> SHORT EXERCISE
Copy out every record below exactly as written, but leave out any pictures.

> MATERIAL TO PROCESS

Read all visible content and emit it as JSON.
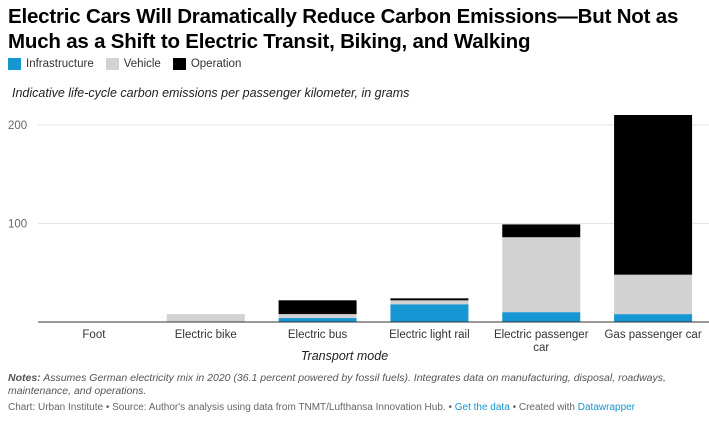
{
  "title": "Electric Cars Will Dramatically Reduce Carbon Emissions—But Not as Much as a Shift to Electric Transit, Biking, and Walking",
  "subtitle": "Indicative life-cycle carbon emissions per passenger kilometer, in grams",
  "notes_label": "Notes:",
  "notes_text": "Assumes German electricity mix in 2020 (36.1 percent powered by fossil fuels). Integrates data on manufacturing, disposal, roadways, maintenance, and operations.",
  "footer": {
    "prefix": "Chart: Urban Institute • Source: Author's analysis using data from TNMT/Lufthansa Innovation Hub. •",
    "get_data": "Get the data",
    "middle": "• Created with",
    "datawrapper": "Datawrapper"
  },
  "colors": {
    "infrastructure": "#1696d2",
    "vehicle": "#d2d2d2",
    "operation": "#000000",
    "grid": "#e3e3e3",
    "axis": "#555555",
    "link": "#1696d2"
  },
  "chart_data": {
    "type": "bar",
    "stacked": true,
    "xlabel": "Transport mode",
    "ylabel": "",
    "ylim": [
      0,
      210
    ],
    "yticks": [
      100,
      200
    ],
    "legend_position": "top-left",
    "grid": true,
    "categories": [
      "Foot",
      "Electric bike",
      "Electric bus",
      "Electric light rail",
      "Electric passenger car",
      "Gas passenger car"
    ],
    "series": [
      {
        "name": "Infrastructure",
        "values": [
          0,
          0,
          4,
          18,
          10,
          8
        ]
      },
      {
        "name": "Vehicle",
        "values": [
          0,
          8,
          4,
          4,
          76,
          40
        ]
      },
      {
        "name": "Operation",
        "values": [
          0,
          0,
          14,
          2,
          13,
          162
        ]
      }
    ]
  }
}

> WORKED SOLUTION
Read all visible content and emit it as JSON.
{
  "title": "Electric Cars Will Dramatically Reduce Carbon Emissions—But Not as Much as a Shift to Electric Transit, Biking, and Walking",
  "subtitle": "Indicative life-cycle carbon emissions per passenger kilometer, in grams",
  "notes_label": "Notes:",
  "notes_text": "Assumes German electricity mix in 2020 (36.1 percent powered by fossil fuels). Integrates data on manufacturing, disposal, roadways, maintenance, and operations.",
  "footer": {
    "prefix": "Chart: Urban Institute • Source: Author's analysis using data from TNMT/Lufthansa Innovation Hub. •",
    "get_data": "Get the data",
    "middle": "• Created with",
    "datawrapper": "Datawrapper"
  },
  "colors": {
    "infrastructure": "#1696d2",
    "vehicle": "#d2d2d2",
    "operation": "#000000",
    "grid": "#e3e3e3",
    "axis": "#555555",
    "link": "#1696d2"
  },
  "chart_data": {
    "type": "bar",
    "stacked": true,
    "xlabel": "Transport mode",
    "ylabel": "",
    "ylim": [
      0,
      210
    ],
    "yticks": [
      100,
      200
    ],
    "legend_position": "top-left",
    "grid": true,
    "categories": [
      "Foot",
      "Electric bike",
      "Electric bus",
      "Electric light rail",
      "Electric passenger car",
      "Gas passenger car"
    ],
    "series": [
      {
        "name": "Infrastructure",
        "values": [
          0,
          0,
          4,
          18,
          10,
          8
        ]
      },
      {
        "name": "Vehicle",
        "values": [
          0,
          8,
          4,
          4,
          76,
          40
        ]
      },
      {
        "name": "Operation",
        "values": [
          0,
          0,
          14,
          2,
          13,
          162
        ]
      }
    ]
  }
}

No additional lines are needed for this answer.